BEGIN

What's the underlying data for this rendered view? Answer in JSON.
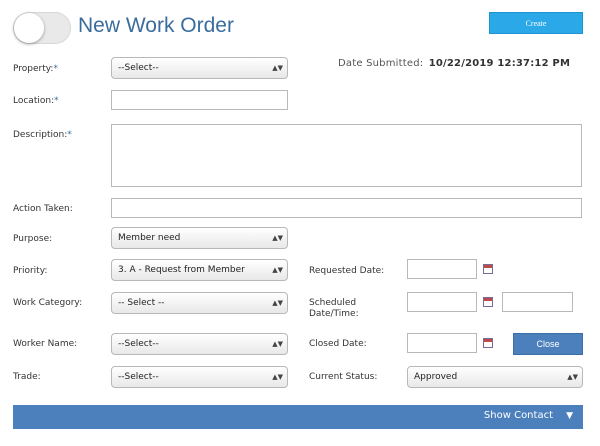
{
  "header": {
    "title": "New Work Order",
    "create_label": "Create"
  },
  "date_submitted": {
    "label": "Date Submitted:",
    "value": "10/22/2019 12:37:12 PM"
  },
  "fields": {
    "property": {
      "label": "Property:",
      "required": "*",
      "value": "--Select--"
    },
    "location": {
      "label": "Location:",
      "required": "*",
      "value": ""
    },
    "description": {
      "label": "Description:",
      "required": "*",
      "value": ""
    },
    "action_taken": {
      "label": "Action Taken:",
      "value": ""
    },
    "purpose": {
      "label": "Purpose:",
      "value": "Member need"
    },
    "priority": {
      "label": "Priority:",
      "value": "3. A - Request from Member"
    },
    "work_category": {
      "label": "Work Category:",
      "value": "-- Select --"
    },
    "worker_name": {
      "label": "Worker Name:",
      "value": "--Select--"
    },
    "trade": {
      "label": "Trade:",
      "value": "--Select--"
    },
    "requested_date": {
      "label": "Requested Date:",
      "value": ""
    },
    "scheduled_date": {
      "label": "Scheduled Date/Time:",
      "date": "",
      "time": ""
    },
    "closed_date": {
      "label": "Closed Date:",
      "value": "",
      "close_label": "Close"
    },
    "current_status": {
      "label": "Current Status:",
      "value": "Approved"
    }
  },
  "show_contact": {
    "label": "Show Contact"
  },
  "icons": {
    "select_arrow": "updown-arrow-icon",
    "calendar": "calendar-icon",
    "chevron": "chevron-down-icon"
  },
  "colors": {
    "title": "#3a6d9e",
    "create_button": "#2aa8e8",
    "primary_button": "#4b80bd"
  }
}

END

Lines that hold the word "Member" are the ones to return, every one of them.

      "value": "Member need"
      "value": "3. A - Request from Member"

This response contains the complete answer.